Given text:

■ ■ ■ ■ ■

# Give us 32GB for Macbook Pros!



## Walid F. (Sep 4, 2016)

Hey guys,

So, on my travels this year, I've been working on a Macbook Pro 15" mid-2014 model with 16GB RAM, 2.8GHz i7, and 512GB flash drive. It's been an absolute dream, but I am finding myself limited to the 16GB of RAM. It really limits how much I can load up, and how often I have to bounce to audio and do other workarounds to be able to write the music I need to write.

So the questions are: *why* does Apple have this anti-RAM mentality with their MBPs? *When* can we see a change in that? There are tons of people wanting 32GB of RAM, and I'm not seeing how that is a big technical difficulty. It would allow for much bigger projects that we often find ourselves working with as cinematic composers.

W.


----------



## rpaillot (Sep 4, 2016)

YES , yes and yes !!!!!!!


----------



## Garlu (Sep 4, 2016)

Same for the mac mini's! Having a portable slave of that size would be a good option. (some of the smaller NUC's have already the option of having 32 gb's of ram!).


----------



## URL (Sep 4, 2016)

Give us a new MP and MBP with "128" Gb memory... Apple - Im tired waiting


----------



## synthpunk (Sep 4, 2016)

They really killed off the Mac Mini format for music use when they went to duo only processors.



Garlu said:


> Same for the mac mini's! Having a portable slave of that size would be a good option. (some of the smaller NUC's have already the option of having 32 gb's of ram!).


----------



## URL (Sep 4, 2016)

memory always a issue...sadly there are not many options when you want to replace the system hard drive in an Apple computer nowadays...
OT, anyone who have TB2 connected to main Hd as start up disk?


----------



## Suganthan (Sep 4, 2016)

This is sad Walid. So are you trying to load everything at once or load the ones you need? Either way, if they are of multiple mics, they take up huge ram right?


----------



## givemenoughrope (Sep 4, 2016)

Just add a Mac mini or 2, or several...

■ ■ ■ ■ ■

Dataset excerpts:
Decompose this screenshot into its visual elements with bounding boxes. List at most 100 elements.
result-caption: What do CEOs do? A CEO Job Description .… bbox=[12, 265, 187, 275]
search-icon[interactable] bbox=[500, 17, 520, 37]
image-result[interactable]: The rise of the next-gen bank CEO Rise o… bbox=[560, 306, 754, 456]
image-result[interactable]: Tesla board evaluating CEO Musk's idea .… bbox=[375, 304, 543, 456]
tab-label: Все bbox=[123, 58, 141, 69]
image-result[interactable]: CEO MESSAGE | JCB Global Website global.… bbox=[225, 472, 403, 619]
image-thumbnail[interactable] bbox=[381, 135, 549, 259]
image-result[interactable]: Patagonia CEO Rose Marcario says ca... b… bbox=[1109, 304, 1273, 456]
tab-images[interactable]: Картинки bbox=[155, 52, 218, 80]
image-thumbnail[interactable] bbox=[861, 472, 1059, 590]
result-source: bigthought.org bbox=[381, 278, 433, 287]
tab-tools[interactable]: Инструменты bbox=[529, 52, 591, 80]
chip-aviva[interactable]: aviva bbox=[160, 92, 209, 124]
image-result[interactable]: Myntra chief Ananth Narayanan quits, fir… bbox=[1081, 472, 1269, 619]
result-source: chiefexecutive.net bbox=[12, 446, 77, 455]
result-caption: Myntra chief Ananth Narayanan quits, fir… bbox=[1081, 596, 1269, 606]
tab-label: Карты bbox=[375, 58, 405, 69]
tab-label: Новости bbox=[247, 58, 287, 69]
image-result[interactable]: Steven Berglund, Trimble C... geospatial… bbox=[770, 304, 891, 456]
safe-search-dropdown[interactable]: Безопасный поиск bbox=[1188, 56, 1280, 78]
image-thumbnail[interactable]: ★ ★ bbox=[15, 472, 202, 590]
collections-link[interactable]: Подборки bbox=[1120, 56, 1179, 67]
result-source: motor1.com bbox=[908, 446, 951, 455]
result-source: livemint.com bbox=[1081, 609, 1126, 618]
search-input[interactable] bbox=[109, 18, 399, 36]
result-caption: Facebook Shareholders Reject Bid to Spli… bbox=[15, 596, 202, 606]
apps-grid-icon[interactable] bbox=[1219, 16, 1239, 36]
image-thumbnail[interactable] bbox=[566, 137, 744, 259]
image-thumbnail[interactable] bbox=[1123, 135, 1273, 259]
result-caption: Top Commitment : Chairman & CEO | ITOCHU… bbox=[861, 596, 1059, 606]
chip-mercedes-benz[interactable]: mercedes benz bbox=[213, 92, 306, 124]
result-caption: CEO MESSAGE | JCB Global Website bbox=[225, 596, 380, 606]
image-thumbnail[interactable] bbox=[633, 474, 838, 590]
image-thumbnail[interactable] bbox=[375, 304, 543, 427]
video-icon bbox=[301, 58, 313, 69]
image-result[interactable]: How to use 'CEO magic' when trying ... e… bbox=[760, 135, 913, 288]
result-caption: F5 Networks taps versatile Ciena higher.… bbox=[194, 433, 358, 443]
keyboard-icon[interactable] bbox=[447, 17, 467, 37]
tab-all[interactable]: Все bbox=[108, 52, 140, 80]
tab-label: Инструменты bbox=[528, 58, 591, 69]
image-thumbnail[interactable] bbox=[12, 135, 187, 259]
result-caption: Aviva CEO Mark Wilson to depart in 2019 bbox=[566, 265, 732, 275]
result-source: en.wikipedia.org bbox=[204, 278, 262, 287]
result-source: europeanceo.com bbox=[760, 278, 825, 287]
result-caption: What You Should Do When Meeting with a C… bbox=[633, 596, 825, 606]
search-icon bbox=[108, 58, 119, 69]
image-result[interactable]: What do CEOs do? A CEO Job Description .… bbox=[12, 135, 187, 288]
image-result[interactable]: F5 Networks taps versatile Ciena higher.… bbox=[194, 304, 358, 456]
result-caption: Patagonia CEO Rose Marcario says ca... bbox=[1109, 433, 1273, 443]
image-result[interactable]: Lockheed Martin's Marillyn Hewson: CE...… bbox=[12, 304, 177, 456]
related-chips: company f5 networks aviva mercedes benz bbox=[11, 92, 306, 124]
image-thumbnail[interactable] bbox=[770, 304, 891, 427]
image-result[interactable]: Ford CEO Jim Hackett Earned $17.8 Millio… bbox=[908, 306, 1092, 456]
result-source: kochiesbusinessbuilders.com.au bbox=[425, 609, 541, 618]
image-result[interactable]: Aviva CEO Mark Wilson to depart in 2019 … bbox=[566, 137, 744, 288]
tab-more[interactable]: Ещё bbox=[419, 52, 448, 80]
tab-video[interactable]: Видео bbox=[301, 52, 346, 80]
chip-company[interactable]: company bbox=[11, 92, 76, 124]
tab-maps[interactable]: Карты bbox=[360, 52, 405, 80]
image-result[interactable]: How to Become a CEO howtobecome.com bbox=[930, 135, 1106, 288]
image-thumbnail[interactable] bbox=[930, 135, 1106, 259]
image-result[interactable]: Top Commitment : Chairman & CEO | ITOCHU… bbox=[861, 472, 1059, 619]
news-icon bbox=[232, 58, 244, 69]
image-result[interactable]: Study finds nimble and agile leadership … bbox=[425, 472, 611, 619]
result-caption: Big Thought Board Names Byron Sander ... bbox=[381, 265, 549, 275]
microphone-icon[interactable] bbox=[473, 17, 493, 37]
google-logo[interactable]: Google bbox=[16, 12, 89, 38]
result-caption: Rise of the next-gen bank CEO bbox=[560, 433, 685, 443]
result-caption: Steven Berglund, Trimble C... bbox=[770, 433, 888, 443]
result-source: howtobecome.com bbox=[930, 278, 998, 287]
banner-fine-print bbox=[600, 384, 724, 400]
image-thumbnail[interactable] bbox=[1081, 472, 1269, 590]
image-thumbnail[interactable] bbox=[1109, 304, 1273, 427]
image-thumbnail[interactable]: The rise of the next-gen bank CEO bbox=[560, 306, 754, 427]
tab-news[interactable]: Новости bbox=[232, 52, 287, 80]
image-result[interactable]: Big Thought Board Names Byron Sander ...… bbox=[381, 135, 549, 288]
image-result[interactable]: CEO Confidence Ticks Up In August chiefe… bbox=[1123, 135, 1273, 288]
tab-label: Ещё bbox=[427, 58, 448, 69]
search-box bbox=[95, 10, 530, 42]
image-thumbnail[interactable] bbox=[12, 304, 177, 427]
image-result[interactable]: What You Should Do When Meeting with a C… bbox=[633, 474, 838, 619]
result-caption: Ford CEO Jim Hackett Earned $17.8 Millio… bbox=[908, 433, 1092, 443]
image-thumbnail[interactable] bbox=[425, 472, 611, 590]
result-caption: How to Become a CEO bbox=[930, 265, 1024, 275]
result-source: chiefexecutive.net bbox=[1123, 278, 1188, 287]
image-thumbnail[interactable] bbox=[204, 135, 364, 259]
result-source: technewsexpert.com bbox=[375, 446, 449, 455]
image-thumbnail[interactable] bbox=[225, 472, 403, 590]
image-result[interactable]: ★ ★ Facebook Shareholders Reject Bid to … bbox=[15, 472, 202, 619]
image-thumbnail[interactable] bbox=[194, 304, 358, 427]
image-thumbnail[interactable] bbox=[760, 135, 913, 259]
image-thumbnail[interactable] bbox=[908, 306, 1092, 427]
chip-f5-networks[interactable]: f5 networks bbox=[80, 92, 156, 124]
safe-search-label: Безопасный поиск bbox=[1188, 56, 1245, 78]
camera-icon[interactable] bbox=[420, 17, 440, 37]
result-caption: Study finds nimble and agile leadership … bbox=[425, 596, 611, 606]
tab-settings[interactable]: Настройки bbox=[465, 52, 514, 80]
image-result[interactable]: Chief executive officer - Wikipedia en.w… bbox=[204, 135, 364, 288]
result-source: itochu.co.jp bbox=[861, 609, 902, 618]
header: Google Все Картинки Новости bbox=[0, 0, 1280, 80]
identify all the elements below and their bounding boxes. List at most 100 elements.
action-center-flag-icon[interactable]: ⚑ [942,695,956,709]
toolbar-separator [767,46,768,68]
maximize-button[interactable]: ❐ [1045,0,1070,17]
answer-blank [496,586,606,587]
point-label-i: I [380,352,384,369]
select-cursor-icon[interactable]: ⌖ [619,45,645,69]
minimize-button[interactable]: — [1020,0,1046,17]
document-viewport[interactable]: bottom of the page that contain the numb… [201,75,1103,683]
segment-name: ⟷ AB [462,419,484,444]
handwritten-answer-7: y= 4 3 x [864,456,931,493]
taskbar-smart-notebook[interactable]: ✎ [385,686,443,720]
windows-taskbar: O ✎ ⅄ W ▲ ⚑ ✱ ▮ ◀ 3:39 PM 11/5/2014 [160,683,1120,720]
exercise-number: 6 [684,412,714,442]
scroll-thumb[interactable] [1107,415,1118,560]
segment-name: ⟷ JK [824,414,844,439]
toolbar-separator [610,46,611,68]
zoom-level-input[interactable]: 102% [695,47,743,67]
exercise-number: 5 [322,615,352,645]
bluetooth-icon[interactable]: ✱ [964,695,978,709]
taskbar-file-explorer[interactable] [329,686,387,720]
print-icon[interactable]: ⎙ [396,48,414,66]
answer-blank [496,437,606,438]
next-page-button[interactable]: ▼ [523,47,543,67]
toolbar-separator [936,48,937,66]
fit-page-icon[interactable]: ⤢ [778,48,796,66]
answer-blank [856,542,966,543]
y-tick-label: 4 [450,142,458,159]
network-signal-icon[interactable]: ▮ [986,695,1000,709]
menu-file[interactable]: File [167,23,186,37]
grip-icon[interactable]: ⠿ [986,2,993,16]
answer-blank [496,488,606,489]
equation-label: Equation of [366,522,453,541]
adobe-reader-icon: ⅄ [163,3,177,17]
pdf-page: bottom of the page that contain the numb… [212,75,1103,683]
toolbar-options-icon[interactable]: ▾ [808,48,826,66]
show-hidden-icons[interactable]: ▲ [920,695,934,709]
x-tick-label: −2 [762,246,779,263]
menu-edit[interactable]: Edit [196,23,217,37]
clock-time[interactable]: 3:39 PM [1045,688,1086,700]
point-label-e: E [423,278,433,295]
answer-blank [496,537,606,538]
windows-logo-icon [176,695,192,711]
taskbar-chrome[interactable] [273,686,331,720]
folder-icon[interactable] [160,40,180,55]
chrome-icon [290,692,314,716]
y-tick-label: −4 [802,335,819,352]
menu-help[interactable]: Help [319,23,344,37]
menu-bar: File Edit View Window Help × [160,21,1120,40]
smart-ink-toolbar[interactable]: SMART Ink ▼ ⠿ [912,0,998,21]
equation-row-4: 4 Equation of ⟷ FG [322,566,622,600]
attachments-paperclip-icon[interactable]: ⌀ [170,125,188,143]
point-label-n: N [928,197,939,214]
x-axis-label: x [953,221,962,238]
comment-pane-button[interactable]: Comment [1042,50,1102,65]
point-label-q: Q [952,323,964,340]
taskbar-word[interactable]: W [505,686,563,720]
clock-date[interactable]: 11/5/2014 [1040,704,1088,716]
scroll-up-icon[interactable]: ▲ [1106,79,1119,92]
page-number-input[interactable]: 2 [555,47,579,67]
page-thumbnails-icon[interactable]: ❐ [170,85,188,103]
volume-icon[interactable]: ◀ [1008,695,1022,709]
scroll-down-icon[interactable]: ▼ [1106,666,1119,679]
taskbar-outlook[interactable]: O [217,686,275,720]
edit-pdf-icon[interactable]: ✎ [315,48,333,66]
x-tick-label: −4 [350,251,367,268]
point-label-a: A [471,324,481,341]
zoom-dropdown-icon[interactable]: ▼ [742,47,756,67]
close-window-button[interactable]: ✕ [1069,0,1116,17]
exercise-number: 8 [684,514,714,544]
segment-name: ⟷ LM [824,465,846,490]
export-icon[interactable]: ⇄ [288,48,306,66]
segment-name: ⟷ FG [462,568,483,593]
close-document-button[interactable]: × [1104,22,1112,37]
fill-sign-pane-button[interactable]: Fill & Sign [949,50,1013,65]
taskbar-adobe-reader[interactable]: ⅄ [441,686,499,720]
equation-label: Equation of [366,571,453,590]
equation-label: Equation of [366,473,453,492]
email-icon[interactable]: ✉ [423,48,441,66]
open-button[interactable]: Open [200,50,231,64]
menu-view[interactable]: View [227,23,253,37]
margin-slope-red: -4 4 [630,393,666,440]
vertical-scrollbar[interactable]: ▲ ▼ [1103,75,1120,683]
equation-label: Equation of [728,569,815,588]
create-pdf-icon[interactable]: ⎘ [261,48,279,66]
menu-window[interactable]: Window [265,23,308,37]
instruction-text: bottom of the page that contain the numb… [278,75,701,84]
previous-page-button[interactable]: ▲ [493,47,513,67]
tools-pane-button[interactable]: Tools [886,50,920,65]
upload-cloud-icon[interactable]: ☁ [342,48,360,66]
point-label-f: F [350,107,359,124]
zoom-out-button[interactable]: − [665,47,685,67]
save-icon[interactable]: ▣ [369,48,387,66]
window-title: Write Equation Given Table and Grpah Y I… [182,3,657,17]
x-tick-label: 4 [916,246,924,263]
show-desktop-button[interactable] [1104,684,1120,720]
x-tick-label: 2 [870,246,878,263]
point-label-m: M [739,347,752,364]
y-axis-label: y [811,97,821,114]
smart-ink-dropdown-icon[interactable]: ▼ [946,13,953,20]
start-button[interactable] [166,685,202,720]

■ ■ ■ ■ ■

Task brief: Please state which laptop model the first poster in the MacBook Pro memory thread was working on during their travels.

The reply: A MacBook Pro 15" mid-2014 model with 16GB RAM, a 2.8GHz i7, and a 512GB flash drive.